▼▼▼

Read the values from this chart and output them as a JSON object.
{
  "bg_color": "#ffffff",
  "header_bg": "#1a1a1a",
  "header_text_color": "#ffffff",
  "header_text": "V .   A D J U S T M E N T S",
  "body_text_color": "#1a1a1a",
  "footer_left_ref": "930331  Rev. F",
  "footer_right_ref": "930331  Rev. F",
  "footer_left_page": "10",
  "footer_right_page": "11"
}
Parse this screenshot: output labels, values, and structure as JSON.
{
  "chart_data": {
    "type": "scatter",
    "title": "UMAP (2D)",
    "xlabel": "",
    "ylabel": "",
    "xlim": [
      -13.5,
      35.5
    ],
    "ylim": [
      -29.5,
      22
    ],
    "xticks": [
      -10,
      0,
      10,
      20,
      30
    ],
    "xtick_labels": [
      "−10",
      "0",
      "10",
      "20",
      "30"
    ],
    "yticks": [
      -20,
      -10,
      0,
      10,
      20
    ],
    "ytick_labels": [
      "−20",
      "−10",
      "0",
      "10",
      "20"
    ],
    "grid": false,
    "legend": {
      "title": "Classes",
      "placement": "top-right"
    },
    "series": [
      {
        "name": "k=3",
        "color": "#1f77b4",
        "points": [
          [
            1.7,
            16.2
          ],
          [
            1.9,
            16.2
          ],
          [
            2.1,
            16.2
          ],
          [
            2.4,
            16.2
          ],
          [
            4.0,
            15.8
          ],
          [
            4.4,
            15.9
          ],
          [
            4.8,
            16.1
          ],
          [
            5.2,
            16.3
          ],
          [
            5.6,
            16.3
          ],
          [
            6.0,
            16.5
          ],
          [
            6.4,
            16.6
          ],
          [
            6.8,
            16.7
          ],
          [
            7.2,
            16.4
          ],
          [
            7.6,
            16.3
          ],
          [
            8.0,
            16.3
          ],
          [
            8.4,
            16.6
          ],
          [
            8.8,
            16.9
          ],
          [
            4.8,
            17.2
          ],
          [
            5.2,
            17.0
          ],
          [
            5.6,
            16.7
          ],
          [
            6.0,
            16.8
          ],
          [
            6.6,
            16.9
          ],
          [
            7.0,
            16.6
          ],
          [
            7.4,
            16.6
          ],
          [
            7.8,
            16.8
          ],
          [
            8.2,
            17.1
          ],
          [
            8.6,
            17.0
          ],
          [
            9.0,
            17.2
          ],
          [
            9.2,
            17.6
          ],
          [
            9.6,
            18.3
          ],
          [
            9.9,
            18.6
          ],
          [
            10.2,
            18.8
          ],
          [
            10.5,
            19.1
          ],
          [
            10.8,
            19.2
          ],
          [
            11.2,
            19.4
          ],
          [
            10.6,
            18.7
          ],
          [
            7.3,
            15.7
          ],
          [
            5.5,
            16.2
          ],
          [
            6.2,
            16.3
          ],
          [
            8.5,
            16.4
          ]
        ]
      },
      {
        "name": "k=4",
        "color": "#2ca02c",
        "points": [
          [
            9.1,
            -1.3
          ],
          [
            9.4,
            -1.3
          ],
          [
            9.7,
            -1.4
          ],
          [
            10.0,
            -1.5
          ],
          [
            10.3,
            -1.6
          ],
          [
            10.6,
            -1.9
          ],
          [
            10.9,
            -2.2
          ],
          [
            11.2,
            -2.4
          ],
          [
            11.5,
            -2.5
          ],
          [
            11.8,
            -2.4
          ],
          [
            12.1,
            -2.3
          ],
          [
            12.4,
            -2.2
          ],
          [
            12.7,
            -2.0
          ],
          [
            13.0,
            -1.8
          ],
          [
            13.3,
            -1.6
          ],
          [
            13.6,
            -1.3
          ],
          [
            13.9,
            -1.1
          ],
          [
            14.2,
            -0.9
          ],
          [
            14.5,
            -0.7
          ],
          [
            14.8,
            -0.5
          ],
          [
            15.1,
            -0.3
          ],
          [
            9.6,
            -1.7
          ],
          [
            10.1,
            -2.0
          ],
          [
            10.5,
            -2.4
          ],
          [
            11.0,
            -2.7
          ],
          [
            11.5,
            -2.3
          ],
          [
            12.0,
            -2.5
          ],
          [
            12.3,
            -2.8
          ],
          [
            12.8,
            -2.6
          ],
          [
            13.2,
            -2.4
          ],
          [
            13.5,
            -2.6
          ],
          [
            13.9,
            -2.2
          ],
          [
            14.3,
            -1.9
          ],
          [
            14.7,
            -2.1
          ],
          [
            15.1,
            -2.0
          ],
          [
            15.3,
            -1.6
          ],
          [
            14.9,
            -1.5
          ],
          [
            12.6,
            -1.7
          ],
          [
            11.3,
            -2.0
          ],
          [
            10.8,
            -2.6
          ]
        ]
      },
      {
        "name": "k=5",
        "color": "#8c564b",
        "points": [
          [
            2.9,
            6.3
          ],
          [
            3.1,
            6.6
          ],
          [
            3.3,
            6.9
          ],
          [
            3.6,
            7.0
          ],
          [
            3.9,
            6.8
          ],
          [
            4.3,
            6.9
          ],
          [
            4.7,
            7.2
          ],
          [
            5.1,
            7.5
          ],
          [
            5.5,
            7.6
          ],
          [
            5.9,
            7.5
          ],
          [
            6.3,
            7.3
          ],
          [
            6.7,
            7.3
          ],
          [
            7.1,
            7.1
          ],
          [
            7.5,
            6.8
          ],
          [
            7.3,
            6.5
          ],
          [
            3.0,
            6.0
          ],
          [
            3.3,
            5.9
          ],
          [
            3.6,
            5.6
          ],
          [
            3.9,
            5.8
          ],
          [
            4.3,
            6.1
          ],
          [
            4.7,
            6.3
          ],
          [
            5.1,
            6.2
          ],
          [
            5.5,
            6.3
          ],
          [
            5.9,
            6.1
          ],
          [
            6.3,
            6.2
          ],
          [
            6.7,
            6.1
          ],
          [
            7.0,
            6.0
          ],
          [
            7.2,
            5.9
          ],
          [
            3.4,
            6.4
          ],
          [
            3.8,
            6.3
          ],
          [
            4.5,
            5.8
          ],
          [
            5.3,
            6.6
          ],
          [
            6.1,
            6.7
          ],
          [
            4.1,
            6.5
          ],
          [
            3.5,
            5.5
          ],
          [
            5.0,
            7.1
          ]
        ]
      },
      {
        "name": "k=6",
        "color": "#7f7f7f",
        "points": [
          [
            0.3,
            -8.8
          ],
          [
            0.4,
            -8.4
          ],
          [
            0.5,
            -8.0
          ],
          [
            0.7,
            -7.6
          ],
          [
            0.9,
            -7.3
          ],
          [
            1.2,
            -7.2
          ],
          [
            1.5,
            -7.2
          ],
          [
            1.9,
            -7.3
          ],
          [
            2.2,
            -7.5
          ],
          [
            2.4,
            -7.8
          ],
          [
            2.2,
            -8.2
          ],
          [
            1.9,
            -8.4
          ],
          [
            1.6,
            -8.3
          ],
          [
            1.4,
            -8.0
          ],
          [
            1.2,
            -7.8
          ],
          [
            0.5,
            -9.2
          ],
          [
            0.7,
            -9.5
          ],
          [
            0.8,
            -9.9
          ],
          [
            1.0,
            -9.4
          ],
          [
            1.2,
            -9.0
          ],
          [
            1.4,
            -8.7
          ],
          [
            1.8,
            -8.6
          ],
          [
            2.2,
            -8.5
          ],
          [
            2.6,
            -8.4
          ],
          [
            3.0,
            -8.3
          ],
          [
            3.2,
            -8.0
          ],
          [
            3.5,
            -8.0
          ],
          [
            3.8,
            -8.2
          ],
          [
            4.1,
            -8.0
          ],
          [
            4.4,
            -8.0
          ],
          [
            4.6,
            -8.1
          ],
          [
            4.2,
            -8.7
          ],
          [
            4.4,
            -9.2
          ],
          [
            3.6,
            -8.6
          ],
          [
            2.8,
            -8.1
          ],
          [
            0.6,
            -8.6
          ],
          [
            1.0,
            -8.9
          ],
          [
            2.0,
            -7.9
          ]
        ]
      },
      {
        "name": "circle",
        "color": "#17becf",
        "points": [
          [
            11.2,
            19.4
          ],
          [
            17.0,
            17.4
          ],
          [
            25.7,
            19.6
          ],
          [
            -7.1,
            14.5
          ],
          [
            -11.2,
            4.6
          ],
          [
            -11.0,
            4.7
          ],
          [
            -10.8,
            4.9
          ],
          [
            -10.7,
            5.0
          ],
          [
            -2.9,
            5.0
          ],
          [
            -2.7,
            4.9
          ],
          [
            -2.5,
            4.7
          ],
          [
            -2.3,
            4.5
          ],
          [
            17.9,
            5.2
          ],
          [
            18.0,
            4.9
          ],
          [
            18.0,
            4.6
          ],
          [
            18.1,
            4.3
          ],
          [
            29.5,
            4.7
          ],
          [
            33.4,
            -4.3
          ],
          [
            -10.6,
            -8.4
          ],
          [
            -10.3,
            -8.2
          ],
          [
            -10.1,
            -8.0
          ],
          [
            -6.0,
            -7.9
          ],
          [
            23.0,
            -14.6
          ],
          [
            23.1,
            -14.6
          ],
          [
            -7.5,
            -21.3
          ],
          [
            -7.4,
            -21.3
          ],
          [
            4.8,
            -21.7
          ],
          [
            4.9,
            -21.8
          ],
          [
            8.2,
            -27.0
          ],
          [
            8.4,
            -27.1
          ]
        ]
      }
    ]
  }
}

▲▲▲

## EXERCISE AIM
Show the lines of the material that contain the word "values".

## SOLVED PROBLEM
Read the values from this chart and output them as a JSON object.
Parse this screenshot: output labels, values, and structure as JSON.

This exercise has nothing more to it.